Written request: Work through the material below line by line and say how many lines include the word "lavoro". Only the number, please.

Given data:
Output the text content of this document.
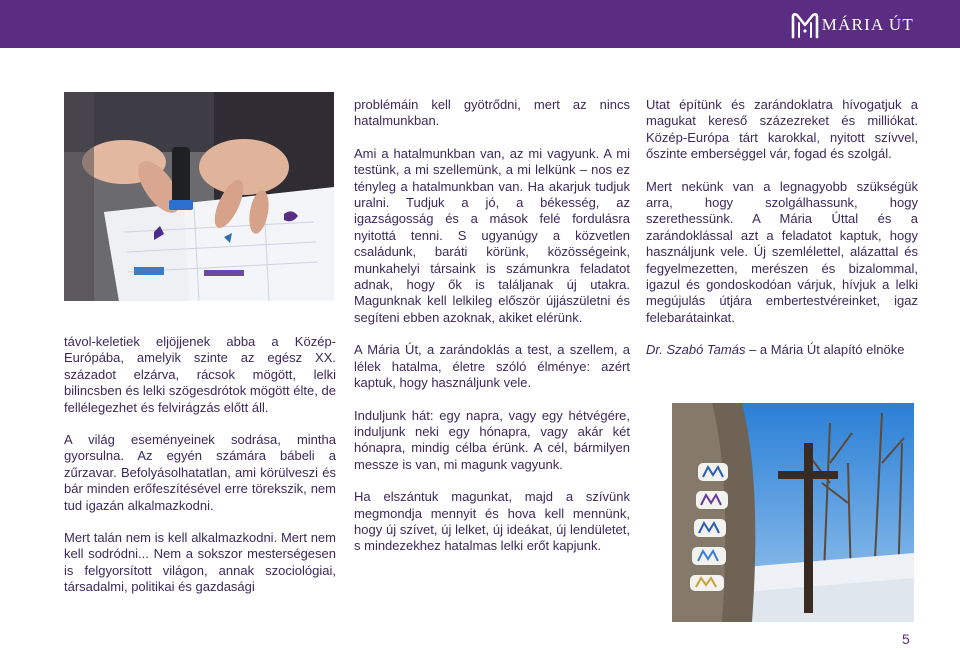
MÁRIA ÚT

távol-keletiek eljöjjenek abba a Közép-Európába, amelyik szinte az egész XX. századot elzárva, rácsok mögött, lelki bilincsben és lelki szögesdrótok mögött élte, de fellélegezhet és felvirágzás előtt áll.

A világ eseményeinek sodrása, mintha gyorsulna. Az egyén számára bábeli a zűrzavar. Befolyásolhatatlan, ami körülveszi és bár minden erőfeszítésével erre törekszik, nem tud igazán alkalmazkodni.

Mert talán nem is kell alkalmazkodni. Mert nem kell sodródni... Nem a sokszor mesterségesen is felgyorsított világon, annak szociológiai, társadalmi, politikai és gazdasági

problémáin kell gyötrődni, mert az nincs hatalmunkban.

Ami a hatalmunkban van, az mi vagyunk. A mi testünk, a mi szellemünk, a mi lelkünk – nos ez tényleg a hatalmunkban van. Ha akarjuk tudjuk uralni. Tudjuk a jó, a békesség, az igazságosság és a mások felé fordulásra nyitottá tenni. S ugyanúgy a közvetlen családunk, baráti körünk, közösségeink, munkahelyi társaink is számunkra feladatot adnak, hogy ők is találjanak új utakra. Magunknak kell lelkileg először újjászületni és segíteni ebben azoknak, akiket elérünk.

A Mária Út, a zarándoklás a test, a szellem, a lélek hatalma, életre szóló élménye: azért kaptuk, hogy használjunk vele.

Induljunk hát: egy napra, vagy egy hétvégére, induljunk neki egy hónapra, vagy akár két hónapra, mindig célba érünk. A cél, bármilyen messze is van, mi magunk vagyunk.

Ha elszántuk magunkat, majd a szívünk megmondja mennyit és hova kell mennünk, hogy új szívet, új lelket, új ideákat, új lendületet, s mindezekhez hatalmas lelki erőt kapjunk.

Utat építünk és zarándoklatra hívogatjuk a magukat kereső százezreket és milliókat. Közép-Európa tárt karokkal, nyitott szívvel, őszinte emberséggel vár, fogad és szolgál.

Mert nekünk van a legnagyobb szükségük arra, hogy szolgálhassunk, hogy szerethessünk. A Mária Úttal és a zarándoklással azt a feladatot kaptuk, hogy használjunk vele. Új szemlélettel, alázattal és fegyelmezetten, merészen és bizalommal, igazul és gondoskodóan várjuk, hívjuk a lelki megújulás útjára embertestvéreinket, igaz felebarátainkat.

Dr. Szabó Tamás – a Mária Út alapító elnöke

5
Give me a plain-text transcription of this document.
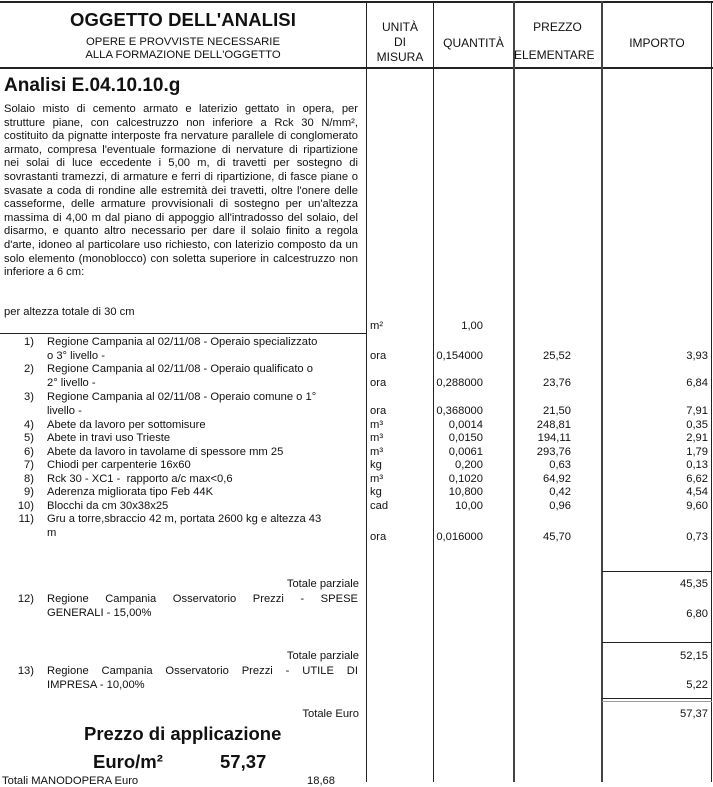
OGGETTO DELL'ANALISI
OPERE E PROVVISTE NECESSARIE
ALLA FORMAZIONE DELL'OGGETTO
UNITÀ
DI
MISURA
QUANTITÀ
PREZZO
ELEMENTARE
IMPORTO
Analisi E.04.10.10.g
Solaio misto di cemento armato e laterizio gettato in opera, per strutture piane, con calcestruzzo non inferiore a Rck 30 N/mm², costituito da pignatte interposte fra nervature parallele di conglomerato armato, compresa l'eventuale formazione di nervature di ripartizione nei solai di luce eccedente i 5,00 m, di travetti per sostegno di sovrastanti tramezzi, di armature e ferri di ripartizione, di fasce piane o svasate a coda di rondine alle estremità dei travetti, oltre l'onere delle casseforme, delle armature provvisionali di sostegno per un'altezza massima di 4,00 m dal piano di appoggio all'intradosso del solaio, del disarmo, e quanto altro necessario per dare il solaio finito a regola d'arte, idoneo al particolare uso richiesto, con laterizio composto da un solo elemento (monoblocco) con soletta superiore in calcestruzzo non inferiore a 6 cm:
per altezza totale di 30 cm
m²	1,00
1) Regione Campania al 02/11/08 - Operaio specializzato
o 3° livello -	ora	0,154000	25,52	3,93
2) Regione Campania al 02/11/08 - Operaio qualificato o
2° livello -	ora	0,288000	23,76	6,84
3) Regione Campania al 02/11/08 - Operaio comune o 1°
livello -	ora	0,368000	21,50	7,91
4) Abete da lavoro per sottomisure	m³	0,0014	248,81	0,35
5) Abete in travi uso Trieste	m³	0,0150	194,11	2,91
6) Abete da lavoro in tavolame di spessore mm 25	m³	0,0061	293,76	1,79
7) Chiodi per carpenterie 16x60	kg	0,200	0,63	0,13
8) Rck 30 - XC1 -  rapporto a/c max<0,6	m³	0,1020	64,92	6,62
9) Aderenza migliorata tipo Feb 44K	kg	10,800	0,42	4,54
10) Blocchi da cm 30x38x25	cad	10,00	0,96	9,60
11) Gru a torre,sbraccio 42 m, portata 2600 kg e altezza 43
m	ora	0,016000	45,70	0,73
Totale parziale	45,35
12) Regione Campania Osservatorio Prezzi - SPESE
GENERALI - 15,00%	6,80
Totale parziale	52,15
13) Regione Campania Osservatorio Prezzi - UTILE DI
IMPRESA - 10,00%	5,22
Totale Euro	57,37
Prezzo di applicazione
Euro/m²	57,37
Totali MANODOPERA Euro	18,68
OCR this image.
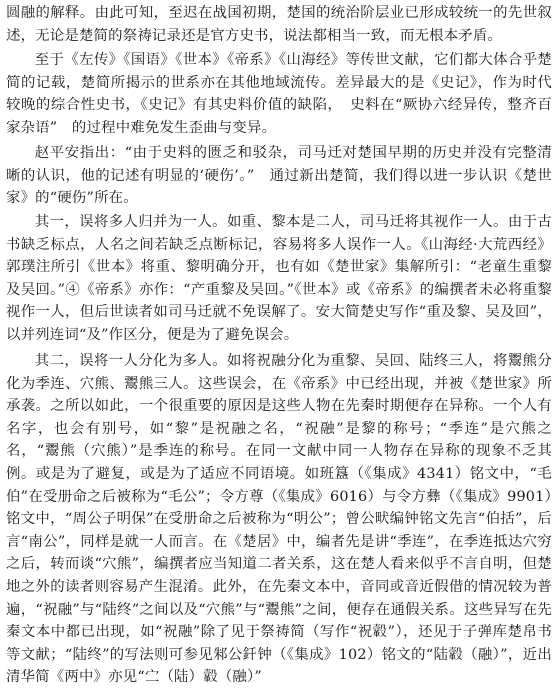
圆融的解释。由此可知，至迟在战国初期，楚国的统治阶层业已形成较统一的先世叙述，无论是楚简的祭祷记录还是官方史书，说法都相当一致，而无根本矛盾。

至于《左传》《国语》《世本》《帝系》《山海经》等传世文献，它们都大体合乎楚简的记载，楚简所揭示的世系亦在其他地域流传。差异最大的是《史记》，作为时代较晚的综合性史书，《史记》有其史料价值的缺陷，　史料在“厥协六经异传，整齐百家杂语”　的过程中难免发生歪曲与变异。

赵平安指出：“由于史料的匮乏和驳杂，司马迁对楚国早期的历史并没有完整清晰的认识，他的记述有明显的‘硬伤’。”　通过新出楚简，我们得以进一步认识《楚世家》的“硬伤”所在。

其一，误将多人归并为一人。如重、黎本是二人，司马迁将其视作一人。由于古书缺乏标点，人名之间若缺乏点断标记，容易将多人误作一人。《山海经·大荒西经》郭璞注所引《世本》将重、黎明确分开，也有如《楚世家》集解所引：“老童生重黎及吴回。”④《帝系》亦作：“产重黎及吴回。”《世本》或《帝系》的编撰者未必将重黎视作一人，但后世读者如司马迁就不免误解了。安大简楚史写作“重及黎、吴及回”，以并列连词“及”作区分，便是为了避免误会。

其二，误将一人分化为多人。如将祝融分化为重黎、吴回、陆终三人，将鬻熊分化为季连、穴熊、鬻熊三人。这些误会，在《帝系》中已经出现，并被《楚世家》所承袭。之所以如此，一个很重要的原因是这些人物在先秦时期便存在异称。一个人有名字，也会有别号，如“黎”是祝融之名，“祝融”是黎的称号；“季连”是穴熊之名，“鬻熊（穴熊）”是季连的称号。在同一文献中同一人物存在异称的现象不乏其例。或是为了避复，或是为了适应不同语境。如班簋（《集成》4341）铭文中，“毛伯”在受册命之后被称为“毛公”；令方尊（《集成》6016）与令方彝（《集成》9901）铭文中，“周公子明保”在受册命之后被称为“明公”；曾公畎编钟铭文先言“伯括”，后言“南公”，同样是就一人而言。在《楚居》中，编者先是讲“季连”，在季连抵达穴穷之后，转而谈“穴熊”，编撰者应当知道二者关系，这在楚人看来似乎不言自明，但楚地之外的读者则容易产生混淆。此外，在先秦文本中，音同或音近假借的情况较为普遍，“祝融”与“陆终”之间以及“穴熊”与“鬻熊”之间，便存在通假关系。这些异写在先秦文本中都已出现，如“祝融”除了见于祭祷简（写作“祝𩌊”），还见于子弹库楚帛书等文献；“陆终”的写法则可参见邾公釺钟（《集成》102）铭文的“陆𩌊（融）”，近出清华简《两中》亦见“㝉（陆）𩌊（融）”
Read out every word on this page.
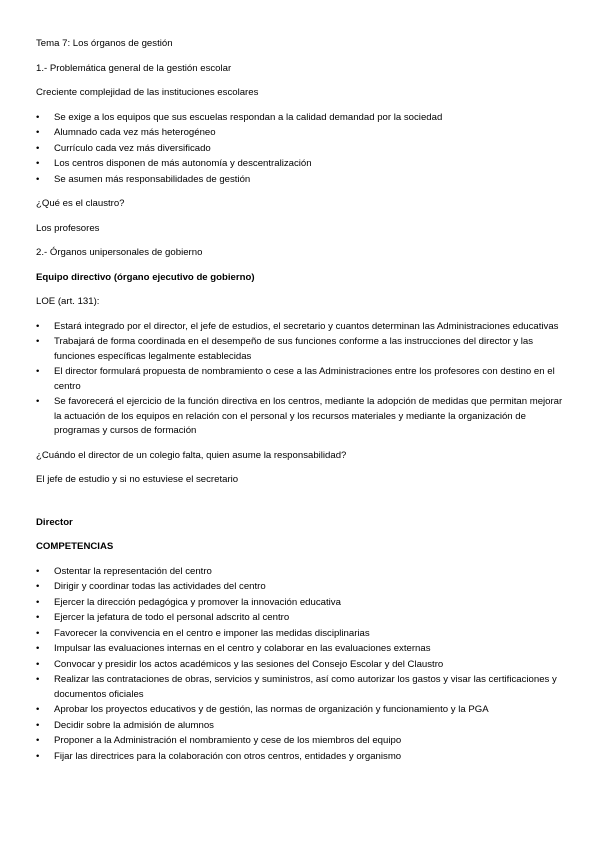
Tema 7: Los órganos de gestión

1.- Problemática general de la gestión escolar

Creciente complejidad de las instituciones escolares

• Se exige a los equipos que sus escuelas respondan a la calidad demandad por la sociedad
• Alumnado cada vez más heterogéneo
• Currículo cada vez más diversificado
• Los centros disponen de más autonomía y descentralización
• Se asumen más responsabilidades de gestión

¿Qué es el claustro?

Los profesores

2.- Órganos unipersonales de gobierno

Equipo directivo (órgano ejecutivo de gobierno)

LOE (art. 131):

• Estará integrado por el director, el jefe de estudios, el secretario y cuantos determinan las Administraciones educativas
• Trabajará de forma coordinada en el desempeño de sus funciones conforme a las instrucciones del director y las funciones específicas legalmente establecidas
• El director formulará propuesta de nombramiento o cese a las Administraciones entre los profesores con destino en el centro
• Se favorecerá el ejercicio de la función directiva en los centros, mediante la adopción de medidas que permitan mejorar la actuación de los equipos en relación con el personal y los recursos materiales y mediante la organización de programas y cursos de formación

¿Cuándo el director de un colegio falta, quien asume la responsabilidad?

El jefe de estudio y si no estuviese el secretario

Director

COMPETENCIAS

• Ostentar la representación del centro
• Dirigir y coordinar todas las actividades del centro
• Ejercer la dirección pedagógica y promover la innovación educativa
• Ejercer la jefatura de todo el personal adscrito al centro
• Favorecer la convivencia en el centro e imponer las medidas disciplinarias
• Impulsar las evaluaciones internas en el centro y colaborar en las evaluaciones externas
• Convocar y presidir los actos académicos y las sesiones del Consejo Escolar y del Claustro
• Realizar las contrataciones de obras, servicios y suministros, así como autorizar los gastos y visar las certificaciones y documentos oficiales
• Aprobar los proyectos educativos y de gestión, las normas de organización y funcionamiento y la PGA
• Decidir sobre la admisión de alumnos
• Proponer a la Administración el nombramiento y cese de los miembros del equipo
• Fijar las directrices para la colaboración con otros centros, entidades y organismo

Expected answer: 2